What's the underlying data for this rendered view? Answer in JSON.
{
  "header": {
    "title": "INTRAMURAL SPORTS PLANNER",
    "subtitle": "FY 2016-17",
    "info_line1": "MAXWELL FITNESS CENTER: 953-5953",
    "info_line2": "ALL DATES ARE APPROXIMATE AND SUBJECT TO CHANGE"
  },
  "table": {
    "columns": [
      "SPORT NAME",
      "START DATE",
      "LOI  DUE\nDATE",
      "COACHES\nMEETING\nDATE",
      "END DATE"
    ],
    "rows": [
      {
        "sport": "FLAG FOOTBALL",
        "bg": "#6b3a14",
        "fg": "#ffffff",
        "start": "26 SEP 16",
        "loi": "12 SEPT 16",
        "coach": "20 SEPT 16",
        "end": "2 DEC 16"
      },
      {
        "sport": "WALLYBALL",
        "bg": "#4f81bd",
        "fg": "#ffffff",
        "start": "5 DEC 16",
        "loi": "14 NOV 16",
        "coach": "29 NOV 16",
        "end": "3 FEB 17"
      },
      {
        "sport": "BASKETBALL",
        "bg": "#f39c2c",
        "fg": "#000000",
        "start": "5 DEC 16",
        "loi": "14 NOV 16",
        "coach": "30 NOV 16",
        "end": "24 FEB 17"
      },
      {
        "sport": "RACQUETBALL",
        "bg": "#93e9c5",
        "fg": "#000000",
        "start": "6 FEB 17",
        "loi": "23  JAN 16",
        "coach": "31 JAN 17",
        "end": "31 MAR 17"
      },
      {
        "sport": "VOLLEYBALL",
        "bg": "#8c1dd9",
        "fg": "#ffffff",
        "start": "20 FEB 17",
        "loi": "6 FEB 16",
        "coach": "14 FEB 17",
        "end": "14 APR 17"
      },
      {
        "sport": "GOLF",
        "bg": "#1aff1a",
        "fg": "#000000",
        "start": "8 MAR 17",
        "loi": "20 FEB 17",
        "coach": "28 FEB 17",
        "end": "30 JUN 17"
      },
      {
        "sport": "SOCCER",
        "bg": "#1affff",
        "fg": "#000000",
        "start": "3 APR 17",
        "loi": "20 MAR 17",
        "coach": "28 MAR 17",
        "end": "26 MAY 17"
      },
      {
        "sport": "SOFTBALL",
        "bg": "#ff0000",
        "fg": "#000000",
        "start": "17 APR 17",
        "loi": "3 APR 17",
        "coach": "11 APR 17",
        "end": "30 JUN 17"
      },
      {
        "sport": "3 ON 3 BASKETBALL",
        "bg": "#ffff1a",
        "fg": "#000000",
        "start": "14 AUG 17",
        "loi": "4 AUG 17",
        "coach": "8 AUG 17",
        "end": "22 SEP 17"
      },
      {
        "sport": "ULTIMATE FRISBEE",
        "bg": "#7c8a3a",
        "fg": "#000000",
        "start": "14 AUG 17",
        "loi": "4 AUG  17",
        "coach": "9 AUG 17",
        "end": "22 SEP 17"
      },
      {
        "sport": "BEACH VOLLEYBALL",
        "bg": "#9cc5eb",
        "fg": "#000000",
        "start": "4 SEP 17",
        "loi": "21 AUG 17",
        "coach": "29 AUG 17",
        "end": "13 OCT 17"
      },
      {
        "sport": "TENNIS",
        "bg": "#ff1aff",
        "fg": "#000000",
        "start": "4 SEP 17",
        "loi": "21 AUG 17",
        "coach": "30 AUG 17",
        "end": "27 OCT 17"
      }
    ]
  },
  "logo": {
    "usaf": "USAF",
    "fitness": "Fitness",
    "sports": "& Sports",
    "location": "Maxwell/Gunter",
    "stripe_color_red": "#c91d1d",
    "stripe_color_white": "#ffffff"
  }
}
######
_REQUEST_: Tell how many lines of the data include the word "nDATE", and nothing else.

_ANSWER IN FULL_: 2